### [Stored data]
════════════════════

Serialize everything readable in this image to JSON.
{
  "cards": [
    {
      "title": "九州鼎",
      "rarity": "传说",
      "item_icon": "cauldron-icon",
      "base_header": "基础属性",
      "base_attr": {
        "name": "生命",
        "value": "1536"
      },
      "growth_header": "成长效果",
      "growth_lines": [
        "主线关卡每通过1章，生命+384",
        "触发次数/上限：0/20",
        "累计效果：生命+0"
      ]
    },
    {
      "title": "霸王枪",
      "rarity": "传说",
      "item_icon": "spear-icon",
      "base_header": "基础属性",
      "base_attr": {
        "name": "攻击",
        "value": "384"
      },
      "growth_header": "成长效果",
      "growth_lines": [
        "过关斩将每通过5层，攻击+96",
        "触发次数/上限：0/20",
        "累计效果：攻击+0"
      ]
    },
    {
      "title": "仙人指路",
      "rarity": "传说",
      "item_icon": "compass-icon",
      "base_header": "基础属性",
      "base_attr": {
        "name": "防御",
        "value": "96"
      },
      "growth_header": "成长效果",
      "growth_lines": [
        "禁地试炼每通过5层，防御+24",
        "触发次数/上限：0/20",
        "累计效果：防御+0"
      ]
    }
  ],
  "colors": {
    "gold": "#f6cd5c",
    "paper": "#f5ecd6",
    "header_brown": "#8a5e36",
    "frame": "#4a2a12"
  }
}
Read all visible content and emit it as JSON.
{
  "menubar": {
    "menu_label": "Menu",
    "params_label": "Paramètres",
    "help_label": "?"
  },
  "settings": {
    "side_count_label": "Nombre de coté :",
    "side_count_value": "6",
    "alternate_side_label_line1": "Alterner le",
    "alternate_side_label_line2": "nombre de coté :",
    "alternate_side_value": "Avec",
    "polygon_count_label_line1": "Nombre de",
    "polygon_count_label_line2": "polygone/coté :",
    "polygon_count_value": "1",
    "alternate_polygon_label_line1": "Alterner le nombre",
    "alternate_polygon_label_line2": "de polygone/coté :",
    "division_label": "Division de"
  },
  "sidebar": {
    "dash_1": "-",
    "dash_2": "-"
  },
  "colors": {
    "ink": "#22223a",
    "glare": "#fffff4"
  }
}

════════════════════

Recopy the entries above exactly, with every line included.

### [REPLY TO THE EXERCISE]
Serialize everything readable in this image to JSON.
{
  "cards": [
    {
      "title": "九州鼎",
      "rarity": "传说",
      "item_icon": "cauldron-icon",
      "base_header": "基础属性",
      "base_attr": {
        "name": "生命",
        "value": "1536"
      },
      "growth_header": "成长效果",
      "growth_lines": [
        "主线关卡每通过1章，生命+384",
        "触发次数/上限：0/20",
        "累计效果：生命+0"
      ]
    },
    {
      "title": "霸王枪",
      "rarity": "传说",
      "item_icon": "spear-icon",
      "base_header": "基础属性",
      "base_attr": {
        "name": "攻击",
        "value": "384"
      },
      "growth_header": "成长效果",
      "growth_lines": [
        "过关斩将每通过5层，攻击+96",
        "触发次数/上限：0/20",
        "累计效果：攻击+0"
      ]
    },
    {
      "title": "仙人指路",
      "rarity": "传说",
      "item_icon": "compass-icon",
      "base_header": "基础属性",
      "base_attr": {
        "name": "防御",
        "value": "96"
      },
      "growth_header": "成长效果",
      "growth_lines": [
        "禁地试炼每通过5层，防御+24",
        "触发次数/上限：0/20",
        "累计效果：防御+0"
      ]
    }
  ],
  "colors": {
    "gold": "#f6cd5c",
    "paper": "#f5ecd6",
    "header_brown": "#8a5e36",
    "frame": "#4a2a12"
  }
}
Read all visible content and emit it as JSON.
{
  "menubar": {
    "menu_label": "Menu",
    "params_label": "Paramètres",
    "help_label": "?"
  },
  "settings": {
    "side_count_label": "Nombre de coté :",
    "side_count_value": "6",
    "alternate_side_label_line1": "Alterner le",
    "alternate_side_label_line2": "nombre de coté :",
    "alternate_side_value": "Avec",
    "polygon_count_label_line1": "Nombre de",
    "polygon_count_label_line2": "polygone/coté :",
    "polygon_count_value": "1",
    "alternate_polygon_label_line1": "Alterner le nombre",
    "alternate_polygon_label_line2": "de polygone/coté :",
    "division_label": "Division de"
  },
  "sidebar": {
    "dash_1": "-",
    "dash_2": "-"
  },
  "colors": {
    "ink": "#22223a",
    "glare": "#fffff4"
  }
}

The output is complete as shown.